### EXERCISE DETAILS
In the material below, identify each line bearing the word "UdlaPark". Reproduce those lines.
|---|
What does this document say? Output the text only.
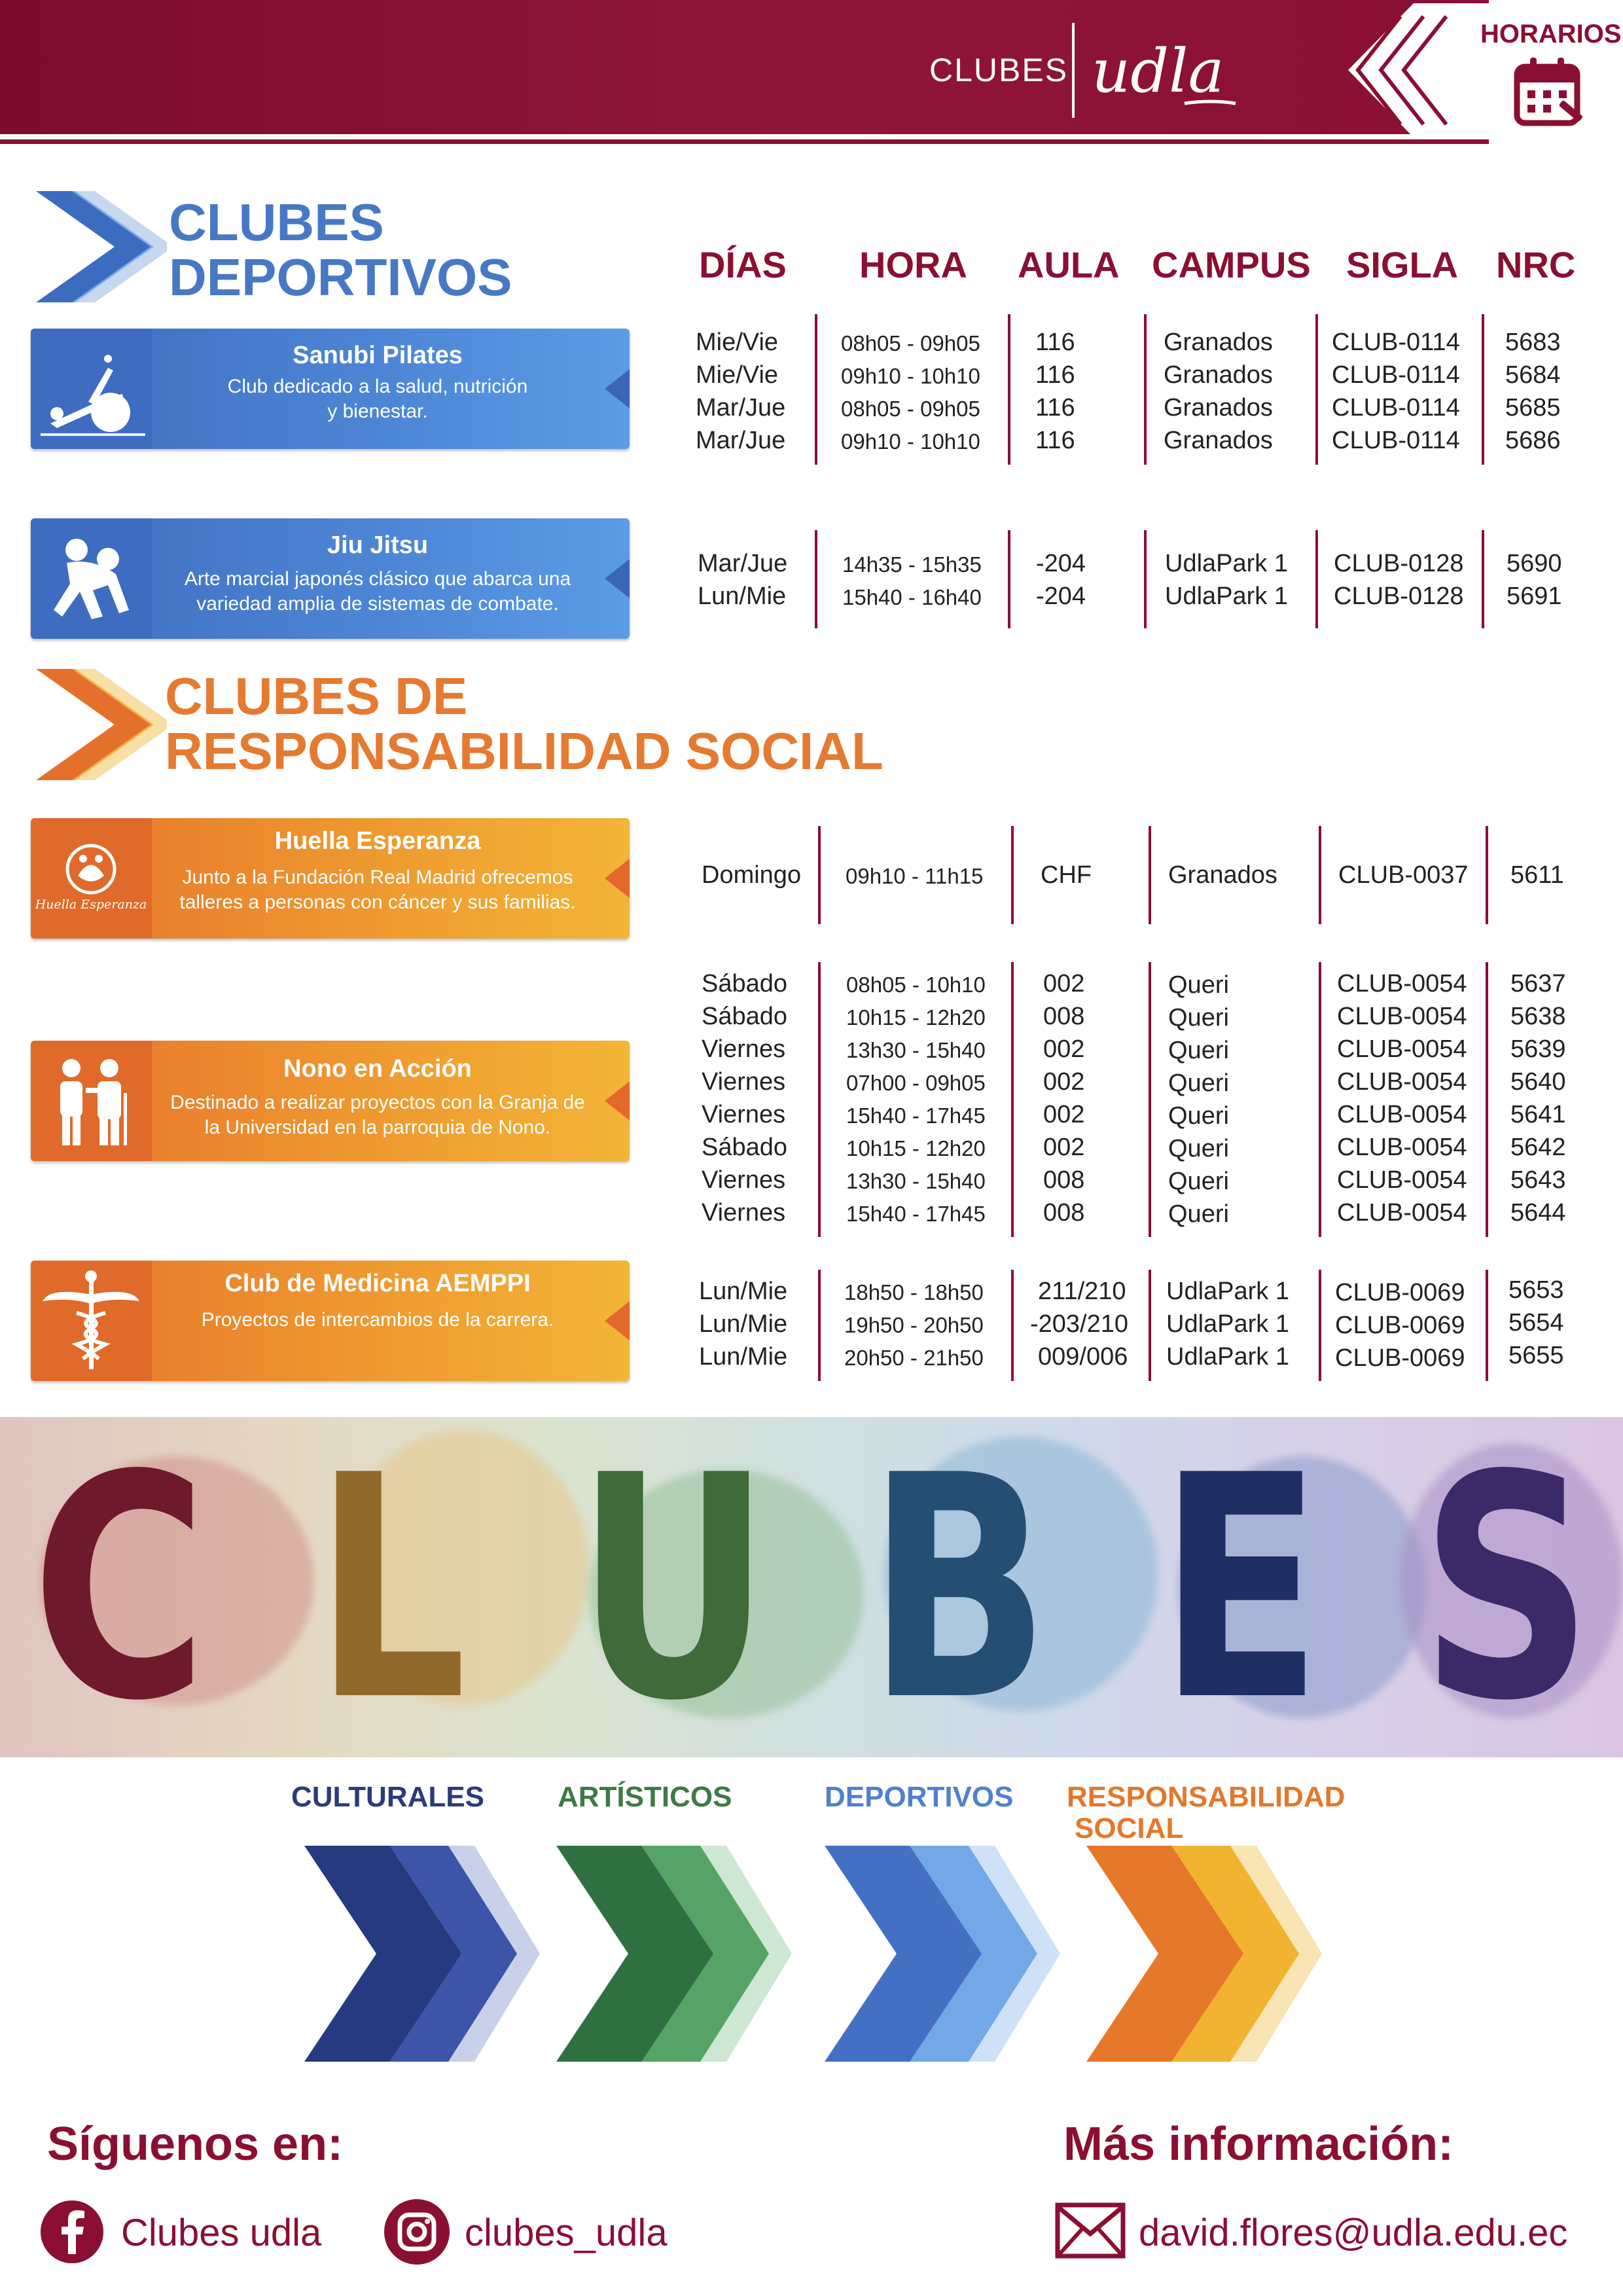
CLUBES udla
HORARIOS
CLUBES
DEPORTIVOS	DÍAS HORA AULA CAMPUS SIGLA NRC
Sanubi Pilates
Club dedicado a la salud, nutrición
y bienestar.
Mie/Vie	08h05 - 09h05 116	Granados CLUB-0114 5683
Mie/Vie	09h10 - 10h10 116	Granados CLUB-0114 5684
Mar/Jue	08h05 - 09h05 116	Granados CLUB-0114 5685
Mar/Jue	09h10 - 10h10 116	Granados CLUB-0114 5686
Jiu Jitsu
Arte marcial japonés clásico que abarca una
variedad amplia de sistemas de combate.
Mar/Jue	14h35 - 15h35 -204	UdlaPark 1 CLUB-0128 5690
Lun/Mie	15h40 - 16h40 -204	UdlaPark 1 CLUB-0128 5691
CLUBES DE
RESPONSABILIDAD SOCIAL
Huella Esperanza
Huella Esperanza
Junto a la Fundación Real Madrid ofrecemos
talleres a personas con cáncer y sus familias.
Domingo 09h10 - 11h15 CHF	Granados CLUB-0037 5611
Nono en Acción
Destinado a realizar proyectos con la Granja de
la Universidad en la parroquia de Nono.
Sábado	08h05 - 10h10 002	Queri	CLUB-0054 5637
Sábado	10h15 - 12h20 008	Queri	CLUB-0054 5638
Viernes	13h30 - 15h40 002	Queri	CLUB-0054 5639
Viernes	07h00 - 09h05 002	Queri	CLUB-0054 5640
Viernes	15h40 - 17h45 002	Queri	CLUB-0054 5641
Sábado	10h15 - 12h20 002	Queri	CLUB-0054 5642
Viernes	13h30 - 15h40 008	Queri	CLUB-0054 5643
Viernes	15h40 - 17h45 008	Queri	CLUB-0054 5644
Club de Medicina AEMPPI
Proyectos de intercambios de la carrera.
Lun/Mie	18h50 - 18h50 211/210 UdlaPark 1 CLUB-0069 5653
Lun/Mie	19h50 - 20h50 -203/210 UdlaPark 1 CLUB-0069 5654
Lun/Mie	20h50 - 21h50 009/006 UdlaPark 1 CLUB-0069 5655
C L U B E S
CULTURALES	ARTÍSTICOS	DEPORTIVOS RESPONSABILIDAD
SOCIAL
Síguenos en:	Más información:
Clubes udla	clubes_udla	david.flores@udla.edu.ec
|---|
### RESULT BELOW
Mar/Jue	14h35 - 15h35 -204	UdlaPark 1 CLUB-0128 5690
Lun/Mie	15h40 - 16h40 -204	UdlaPark 1 CLUB-0128 5691
Lun/Mie	18h50 - 18h50 211/210 UdlaPark 1 CLUB-0069 5653
Lun/Mie	19h50 - 20h50 -203/210 UdlaPark 1 CLUB-0069 5654
Lun/Mie	20h50 - 21h50 009/006 UdlaPark 1 CLUB-0069 5655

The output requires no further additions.